## PROBLEM REQUIREMENTS
In the records that follow, locate every line with "Schlepper" and extract it.

## DATA LINES
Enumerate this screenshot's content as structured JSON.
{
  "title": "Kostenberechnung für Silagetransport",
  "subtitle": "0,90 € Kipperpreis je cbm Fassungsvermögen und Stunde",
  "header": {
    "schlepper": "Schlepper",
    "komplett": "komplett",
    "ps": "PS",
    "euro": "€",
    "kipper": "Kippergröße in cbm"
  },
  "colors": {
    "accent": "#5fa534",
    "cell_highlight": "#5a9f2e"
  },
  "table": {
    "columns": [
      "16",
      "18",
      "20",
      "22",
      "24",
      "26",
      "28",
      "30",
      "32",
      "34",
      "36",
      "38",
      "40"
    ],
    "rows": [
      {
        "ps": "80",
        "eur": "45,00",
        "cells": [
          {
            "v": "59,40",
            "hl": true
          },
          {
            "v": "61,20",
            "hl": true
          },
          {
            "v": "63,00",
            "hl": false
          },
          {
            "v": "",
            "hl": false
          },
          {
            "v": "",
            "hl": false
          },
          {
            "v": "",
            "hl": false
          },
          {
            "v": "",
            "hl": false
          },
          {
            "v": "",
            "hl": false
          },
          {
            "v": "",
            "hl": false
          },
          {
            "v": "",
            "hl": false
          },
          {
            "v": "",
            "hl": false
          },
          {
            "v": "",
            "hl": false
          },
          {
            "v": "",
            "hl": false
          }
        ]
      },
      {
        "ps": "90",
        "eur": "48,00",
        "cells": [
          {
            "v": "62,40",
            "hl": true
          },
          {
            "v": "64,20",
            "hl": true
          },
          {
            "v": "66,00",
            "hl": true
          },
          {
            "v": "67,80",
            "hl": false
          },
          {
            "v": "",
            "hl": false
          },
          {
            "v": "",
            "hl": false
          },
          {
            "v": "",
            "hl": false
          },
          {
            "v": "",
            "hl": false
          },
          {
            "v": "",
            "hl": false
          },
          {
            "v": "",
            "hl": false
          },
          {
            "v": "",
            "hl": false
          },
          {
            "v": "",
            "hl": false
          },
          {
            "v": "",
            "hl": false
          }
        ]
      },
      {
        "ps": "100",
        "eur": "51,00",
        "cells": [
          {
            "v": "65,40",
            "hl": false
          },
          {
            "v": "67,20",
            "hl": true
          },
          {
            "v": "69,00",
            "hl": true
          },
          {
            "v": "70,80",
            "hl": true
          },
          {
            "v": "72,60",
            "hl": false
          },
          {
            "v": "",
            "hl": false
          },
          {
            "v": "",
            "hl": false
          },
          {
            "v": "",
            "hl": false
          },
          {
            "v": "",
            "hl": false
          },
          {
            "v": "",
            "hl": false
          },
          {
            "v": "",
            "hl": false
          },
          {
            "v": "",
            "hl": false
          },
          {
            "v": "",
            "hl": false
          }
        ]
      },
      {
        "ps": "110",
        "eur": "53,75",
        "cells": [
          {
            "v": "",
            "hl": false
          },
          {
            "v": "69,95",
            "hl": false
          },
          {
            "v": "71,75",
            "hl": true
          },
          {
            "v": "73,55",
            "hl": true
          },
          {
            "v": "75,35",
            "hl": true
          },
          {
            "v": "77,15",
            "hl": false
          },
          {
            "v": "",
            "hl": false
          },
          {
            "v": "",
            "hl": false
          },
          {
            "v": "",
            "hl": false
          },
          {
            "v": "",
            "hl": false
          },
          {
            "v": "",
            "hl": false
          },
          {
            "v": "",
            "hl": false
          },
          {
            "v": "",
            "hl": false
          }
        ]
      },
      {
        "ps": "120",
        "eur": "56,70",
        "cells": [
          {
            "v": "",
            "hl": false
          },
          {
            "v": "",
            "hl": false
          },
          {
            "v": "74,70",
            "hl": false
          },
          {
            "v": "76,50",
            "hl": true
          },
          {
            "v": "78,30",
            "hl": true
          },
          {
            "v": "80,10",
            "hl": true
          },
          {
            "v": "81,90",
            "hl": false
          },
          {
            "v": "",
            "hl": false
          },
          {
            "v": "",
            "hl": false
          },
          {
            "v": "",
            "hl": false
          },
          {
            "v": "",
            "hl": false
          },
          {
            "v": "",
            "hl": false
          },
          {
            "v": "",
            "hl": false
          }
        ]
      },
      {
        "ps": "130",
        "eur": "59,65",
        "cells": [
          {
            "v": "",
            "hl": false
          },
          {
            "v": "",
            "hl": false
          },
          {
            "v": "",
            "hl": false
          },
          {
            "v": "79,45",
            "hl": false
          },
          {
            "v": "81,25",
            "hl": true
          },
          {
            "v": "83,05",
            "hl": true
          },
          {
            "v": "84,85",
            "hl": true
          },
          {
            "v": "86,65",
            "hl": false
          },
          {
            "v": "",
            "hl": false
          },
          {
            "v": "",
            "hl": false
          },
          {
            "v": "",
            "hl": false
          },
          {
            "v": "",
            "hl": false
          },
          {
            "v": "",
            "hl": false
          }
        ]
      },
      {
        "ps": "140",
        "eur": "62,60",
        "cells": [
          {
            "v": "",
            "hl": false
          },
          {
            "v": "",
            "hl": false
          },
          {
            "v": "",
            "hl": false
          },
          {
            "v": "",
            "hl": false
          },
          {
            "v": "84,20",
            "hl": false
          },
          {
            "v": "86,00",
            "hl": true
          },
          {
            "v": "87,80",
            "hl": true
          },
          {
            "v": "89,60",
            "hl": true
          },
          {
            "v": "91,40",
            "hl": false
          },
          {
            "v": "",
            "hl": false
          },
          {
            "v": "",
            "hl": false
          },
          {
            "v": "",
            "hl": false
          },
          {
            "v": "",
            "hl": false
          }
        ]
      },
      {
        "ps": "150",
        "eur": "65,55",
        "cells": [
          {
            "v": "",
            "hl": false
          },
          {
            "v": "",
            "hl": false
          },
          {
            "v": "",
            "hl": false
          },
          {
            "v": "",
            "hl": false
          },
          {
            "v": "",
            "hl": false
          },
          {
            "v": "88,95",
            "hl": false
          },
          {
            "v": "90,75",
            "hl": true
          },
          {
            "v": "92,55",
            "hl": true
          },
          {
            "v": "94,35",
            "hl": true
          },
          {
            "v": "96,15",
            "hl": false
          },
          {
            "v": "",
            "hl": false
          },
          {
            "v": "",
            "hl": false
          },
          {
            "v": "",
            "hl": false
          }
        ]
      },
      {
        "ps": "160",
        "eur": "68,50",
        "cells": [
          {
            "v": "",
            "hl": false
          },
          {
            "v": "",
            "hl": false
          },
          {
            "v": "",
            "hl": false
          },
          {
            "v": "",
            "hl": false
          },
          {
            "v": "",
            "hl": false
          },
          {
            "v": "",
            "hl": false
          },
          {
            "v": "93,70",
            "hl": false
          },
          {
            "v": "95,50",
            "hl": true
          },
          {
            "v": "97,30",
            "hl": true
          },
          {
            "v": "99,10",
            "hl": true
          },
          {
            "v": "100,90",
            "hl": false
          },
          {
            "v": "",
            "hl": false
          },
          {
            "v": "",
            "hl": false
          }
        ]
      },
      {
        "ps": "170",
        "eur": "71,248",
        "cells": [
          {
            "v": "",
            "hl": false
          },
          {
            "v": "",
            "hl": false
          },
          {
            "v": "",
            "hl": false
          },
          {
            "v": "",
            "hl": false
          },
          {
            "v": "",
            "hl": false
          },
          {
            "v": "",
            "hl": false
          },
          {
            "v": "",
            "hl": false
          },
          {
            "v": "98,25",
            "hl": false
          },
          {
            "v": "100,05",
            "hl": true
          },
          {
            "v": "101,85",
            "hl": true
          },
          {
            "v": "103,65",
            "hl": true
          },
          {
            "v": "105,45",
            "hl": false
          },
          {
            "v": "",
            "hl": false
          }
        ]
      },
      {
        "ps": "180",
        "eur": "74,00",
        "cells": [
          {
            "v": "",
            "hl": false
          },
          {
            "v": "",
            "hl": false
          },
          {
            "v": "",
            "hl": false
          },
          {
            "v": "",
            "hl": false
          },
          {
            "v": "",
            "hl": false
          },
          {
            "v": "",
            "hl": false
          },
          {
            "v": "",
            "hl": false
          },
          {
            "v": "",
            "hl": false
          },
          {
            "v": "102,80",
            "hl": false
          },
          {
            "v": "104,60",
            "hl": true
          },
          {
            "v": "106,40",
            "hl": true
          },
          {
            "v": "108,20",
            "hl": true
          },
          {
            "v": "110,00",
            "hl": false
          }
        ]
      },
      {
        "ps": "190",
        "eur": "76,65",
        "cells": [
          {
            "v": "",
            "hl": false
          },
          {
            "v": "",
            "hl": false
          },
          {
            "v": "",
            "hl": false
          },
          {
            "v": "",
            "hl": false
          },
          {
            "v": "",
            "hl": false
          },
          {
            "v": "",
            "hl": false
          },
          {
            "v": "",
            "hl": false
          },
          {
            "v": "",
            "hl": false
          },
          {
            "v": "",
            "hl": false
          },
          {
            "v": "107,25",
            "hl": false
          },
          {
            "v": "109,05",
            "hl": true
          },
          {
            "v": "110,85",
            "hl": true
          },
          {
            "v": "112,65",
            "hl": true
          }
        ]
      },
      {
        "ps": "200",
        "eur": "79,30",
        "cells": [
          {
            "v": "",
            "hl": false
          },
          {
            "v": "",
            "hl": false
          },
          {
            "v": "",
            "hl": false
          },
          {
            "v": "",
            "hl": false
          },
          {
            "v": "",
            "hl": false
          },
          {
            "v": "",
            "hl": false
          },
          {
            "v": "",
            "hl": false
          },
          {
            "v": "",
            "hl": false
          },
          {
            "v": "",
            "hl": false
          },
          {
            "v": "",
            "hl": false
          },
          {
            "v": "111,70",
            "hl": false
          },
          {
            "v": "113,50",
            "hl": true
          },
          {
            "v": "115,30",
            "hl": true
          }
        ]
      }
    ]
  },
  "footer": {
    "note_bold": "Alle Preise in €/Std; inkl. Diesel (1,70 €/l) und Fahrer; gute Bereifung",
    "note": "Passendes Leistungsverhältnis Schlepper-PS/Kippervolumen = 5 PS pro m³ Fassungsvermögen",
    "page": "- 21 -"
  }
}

## EXERCISE RESPONSE
    "schlepper": "Schlepper",
    "note": "Passendes Leistungsverhältnis Schlepper-PS/Kippervolumen = 5 PS pro m³ Fassungsvermögen",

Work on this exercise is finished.